Copy out all of the material exactly.

---- RECORDS TO PROCESS

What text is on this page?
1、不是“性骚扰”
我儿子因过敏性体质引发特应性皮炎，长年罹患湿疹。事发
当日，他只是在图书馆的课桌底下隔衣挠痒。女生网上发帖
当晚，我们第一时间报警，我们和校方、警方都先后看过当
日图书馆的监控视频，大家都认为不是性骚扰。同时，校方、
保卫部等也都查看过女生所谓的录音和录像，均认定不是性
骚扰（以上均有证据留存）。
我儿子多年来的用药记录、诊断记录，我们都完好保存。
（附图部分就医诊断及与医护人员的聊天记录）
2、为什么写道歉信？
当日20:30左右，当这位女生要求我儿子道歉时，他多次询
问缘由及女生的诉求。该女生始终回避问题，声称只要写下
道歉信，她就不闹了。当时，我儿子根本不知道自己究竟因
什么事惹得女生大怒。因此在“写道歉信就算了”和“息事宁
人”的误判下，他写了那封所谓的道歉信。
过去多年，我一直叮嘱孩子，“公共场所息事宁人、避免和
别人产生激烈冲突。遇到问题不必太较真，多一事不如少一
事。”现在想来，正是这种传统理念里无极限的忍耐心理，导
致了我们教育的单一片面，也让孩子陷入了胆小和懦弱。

--------

§ **FINISHED ANSWER**:
What text is on this page?
1、不是“性骚扰”
我儿子因过敏性体质引发特应性皮炎，长年罹患湿疹。事发
当日，他只是在图书馆的课桌底下隔衣挠痒。女生网上发帖
当晚，我们第一时间报警，我们和校方、警方都先后看过当
日图书馆的监控视频，大家都认为不是性骚扰。同时，校方、
保卫部等也都查看过女生所谓的录音和录像，均认定不是性
骚扰（以上均有证据留存）。
我儿子多年来的用药记录、诊断记录，我们都完好保存。
（附图部分就医诊断及与医护人员的聊天记录）
2、为什么写道歉信？
当日20:30左右，当这位女生要求我儿子道歉时，他多次询
问缘由及女生的诉求。该女生始终回避问题，声称只要写下
道歉信，她就不闹了。当时，我儿子根本不知道自己究竟因
什么事惹得女生大怒。因此在“写道歉信就算了”和“息事宁
人”的误判下，他写了那封所谓的道歉信。
过去多年，我一直叮嘱孩子，“公共场所息事宁人、避免和
别人产生激烈冲突。遇到问题不必太较真，多一事不如少一
事。”现在想来，正是这种传统理念里无极限的忍耐心理，导
致了我们教育的单一片面，也让孩子陷入了胆小和懦弱。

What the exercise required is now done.